Short task: Print the entries below word for word; the pictures stay out of your copy.

##############################

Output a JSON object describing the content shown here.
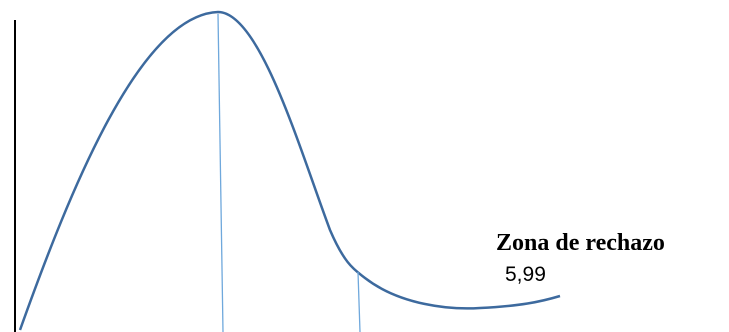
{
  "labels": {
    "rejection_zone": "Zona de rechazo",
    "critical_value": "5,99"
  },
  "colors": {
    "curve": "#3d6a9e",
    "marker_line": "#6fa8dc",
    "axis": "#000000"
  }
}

##############################

Finished answer:
Output a JSON object describing the content shown here.
{
  "labels": {
    "rejection_zone": "Zona de rechazo",
    "critical_value": "5,99"
  },
  "colors": {
    "curve": "#3d6a9e",
    "marker_line": "#6fa8dc",
    "axis": "#000000"
  }
}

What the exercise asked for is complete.